■ Objective ■
Each record must be retyped in full. No character may differ.

[START OF Provided material]

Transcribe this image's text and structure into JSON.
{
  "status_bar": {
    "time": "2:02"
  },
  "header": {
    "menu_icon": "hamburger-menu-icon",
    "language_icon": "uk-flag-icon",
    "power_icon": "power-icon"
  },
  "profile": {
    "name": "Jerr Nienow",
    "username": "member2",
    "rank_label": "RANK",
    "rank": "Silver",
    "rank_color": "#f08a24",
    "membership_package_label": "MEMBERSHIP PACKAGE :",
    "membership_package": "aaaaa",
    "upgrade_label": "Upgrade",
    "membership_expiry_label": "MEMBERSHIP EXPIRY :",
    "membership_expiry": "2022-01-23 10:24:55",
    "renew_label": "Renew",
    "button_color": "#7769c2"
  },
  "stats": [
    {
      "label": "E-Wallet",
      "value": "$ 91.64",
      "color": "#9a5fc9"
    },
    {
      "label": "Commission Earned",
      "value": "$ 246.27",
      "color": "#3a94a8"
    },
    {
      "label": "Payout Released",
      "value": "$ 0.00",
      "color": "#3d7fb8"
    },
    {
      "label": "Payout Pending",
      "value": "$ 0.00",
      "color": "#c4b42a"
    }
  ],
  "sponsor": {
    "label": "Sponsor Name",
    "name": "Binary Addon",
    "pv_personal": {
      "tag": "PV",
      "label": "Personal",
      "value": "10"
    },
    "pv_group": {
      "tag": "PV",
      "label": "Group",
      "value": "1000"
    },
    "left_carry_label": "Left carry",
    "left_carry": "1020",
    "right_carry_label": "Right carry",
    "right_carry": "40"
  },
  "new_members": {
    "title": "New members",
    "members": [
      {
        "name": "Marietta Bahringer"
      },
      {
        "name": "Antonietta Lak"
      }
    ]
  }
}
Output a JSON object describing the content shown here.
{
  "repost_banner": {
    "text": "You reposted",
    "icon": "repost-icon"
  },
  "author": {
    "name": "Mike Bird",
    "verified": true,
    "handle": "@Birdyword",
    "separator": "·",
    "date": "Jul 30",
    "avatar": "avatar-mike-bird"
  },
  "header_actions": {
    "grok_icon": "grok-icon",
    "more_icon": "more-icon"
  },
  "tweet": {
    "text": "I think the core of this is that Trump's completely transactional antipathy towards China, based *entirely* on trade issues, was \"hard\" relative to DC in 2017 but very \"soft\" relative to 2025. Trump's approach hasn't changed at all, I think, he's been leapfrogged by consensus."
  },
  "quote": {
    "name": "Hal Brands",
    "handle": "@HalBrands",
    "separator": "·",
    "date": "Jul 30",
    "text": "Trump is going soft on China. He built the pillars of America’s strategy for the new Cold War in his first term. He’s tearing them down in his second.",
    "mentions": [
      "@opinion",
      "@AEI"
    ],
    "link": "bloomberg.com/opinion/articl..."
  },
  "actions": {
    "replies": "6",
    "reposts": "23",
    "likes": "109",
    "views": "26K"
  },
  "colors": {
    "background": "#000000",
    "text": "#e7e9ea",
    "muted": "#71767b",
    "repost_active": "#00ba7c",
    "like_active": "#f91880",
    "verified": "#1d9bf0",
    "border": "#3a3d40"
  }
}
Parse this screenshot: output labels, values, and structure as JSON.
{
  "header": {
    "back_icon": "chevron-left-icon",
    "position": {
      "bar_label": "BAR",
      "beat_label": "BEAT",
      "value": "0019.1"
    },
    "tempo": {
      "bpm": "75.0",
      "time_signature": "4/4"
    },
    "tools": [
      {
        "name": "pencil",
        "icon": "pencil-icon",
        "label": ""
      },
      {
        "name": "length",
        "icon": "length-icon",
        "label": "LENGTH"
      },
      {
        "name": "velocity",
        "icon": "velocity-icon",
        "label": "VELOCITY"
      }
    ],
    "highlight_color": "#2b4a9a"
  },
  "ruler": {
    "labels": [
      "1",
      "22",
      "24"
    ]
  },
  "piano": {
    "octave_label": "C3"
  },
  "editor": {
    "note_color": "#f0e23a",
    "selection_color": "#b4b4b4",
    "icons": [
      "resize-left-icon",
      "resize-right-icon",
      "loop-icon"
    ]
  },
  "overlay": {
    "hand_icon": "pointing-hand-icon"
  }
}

[END OF Provided material]

■ In response ■
Transcribe this image's text and structure into JSON.
{
  "status_bar": {
    "time": "2:02"
  },
  "header": {
    "menu_icon": "hamburger-menu-icon",
    "language_icon": "uk-flag-icon",
    "power_icon": "power-icon"
  },
  "profile": {
    "name": "Jerr Nienow",
    "username": "member2",
    "rank_label": "RANK",
    "rank": "Silver",
    "rank_color": "#f08a24",
    "membership_package_label": "MEMBERSHIP PACKAGE :",
    "membership_package": "aaaaa",
    "upgrade_label": "Upgrade",
    "membership_expiry_label": "MEMBERSHIP EXPIRY :",
    "membership_expiry": "2022-01-23 10:24:55",
    "renew_label": "Renew",
    "button_color": "#7769c2"
  },
  "stats": [
    {
      "label": "E-Wallet",
      "value": "$ 91.64",
      "color": "#9a5fc9"
    },
    {
      "label": "Commission Earned",
      "value": "$ 246.27",
      "color": "#3a94a8"
    },
    {
      "label": "Payout Released",
      "value": "$ 0.00",
      "color": "#3d7fb8"
    },
    {
      "label": "Payout Pending",
      "value": "$ 0.00",
      "color": "#c4b42a"
    }
  ],
  "sponsor": {
    "label": "Sponsor Name",
    "name": "Binary Addon",
    "pv_personal": {
      "tag": "PV",
      "label": "Personal",
      "value": "10"
    },
    "pv_group": {
      "tag": "PV",
      "label": "Group",
      "value": "1000"
    },
    "left_carry_label": "Left carry",
    "left_carry": "1020",
    "right_carry_label": "Right carry",
    "right_carry": "40"
  },
  "new_members": {
    "title": "New members",
    "members": [
      {
        "name": "Marietta Bahringer"
      },
      {
        "name": "Antonietta Lak"
      }
    ]
  }
}
Output a JSON object describing the content shown here.
{
  "repost_banner": {
    "text": "You reposted",
    "icon": "repost-icon"
  },
  "author": {
    "name": "Mike Bird",
    "verified": true,
    "handle": "@Birdyword",
    "separator": "·",
    "date": "Jul 30",
    "avatar": "avatar-mike-bird"
  },
  "header_actions": {
    "grok_icon": "grok-icon",
    "more_icon": "more-icon"
  },
  "tweet": {
    "text": "I think the core of this is that Trump's completely transactional antipathy towards China, based *entirely* on trade issues, was \"hard\" relative to DC in 2017 but very \"soft\" relative to 2025. Trump's approach hasn't changed at all, I think, he's been leapfrogged by consensus."
  },
  "quote": {
    "name": "Hal Brands",
    "handle": "@HalBrands",
    "separator": "·",
    "date": "Jul 30",
    "text": "Trump is going soft on China. He built the pillars of America’s strategy for the new Cold War in his first term. He’s tearing them down in his second.",
    "mentions": [
      "@opinion",
      "@AEI"
    ],
    "link": "bloomberg.com/opinion/articl..."
  },
  "actions": {
    "replies": "6",
    "reposts": "23",
    "likes": "109",
    "views": "26K"
  },
  "colors": {
    "background": "#000000",
    "text": "#e7e9ea",
    "muted": "#71767b",
    "repost_active": "#00ba7c",
    "like_active": "#f91880",
    "verified": "#1d9bf0",
    "border": "#3a3d40"
  }
}
Parse this screenshot: output labels, values, and structure as JSON.
{
  "header": {
    "back_icon": "chevron-left-icon",
    "position": {
      "bar_label": "BAR",
      "beat_label": "BEAT",
      "value": "0019.1"
    },
    "tempo": {
      "bpm": "75.0",
      "time_signature": "4/4"
    },
    "tools": [
      {
        "name": "pencil",
        "icon": "pencil-icon",
        "label": ""
      },
      {
        "name": "length",
        "icon": "length-icon",
        "label": "LENGTH"
      },
      {
        "name": "velocity",
        "icon": "velocity-icon",
        "label": "VELOCITY"
      }
    ],
    "highlight_color": "#2b4a9a"
  },
  "ruler": {
    "labels": [
      "1",
      "22",
      "24"
    ]
  },
  "piano": {
    "octave_label": "C3"
  },
  "editor": {
    "note_color": "#f0e23a",
    "selection_color": "#b4b4b4",
    "icons": [
      "resize-left-icon",
      "resize-right-icon",
      "loop-icon"
    ]
  },
  "overlay": {
    "hand_icon": "pointing-hand-icon"
  }
}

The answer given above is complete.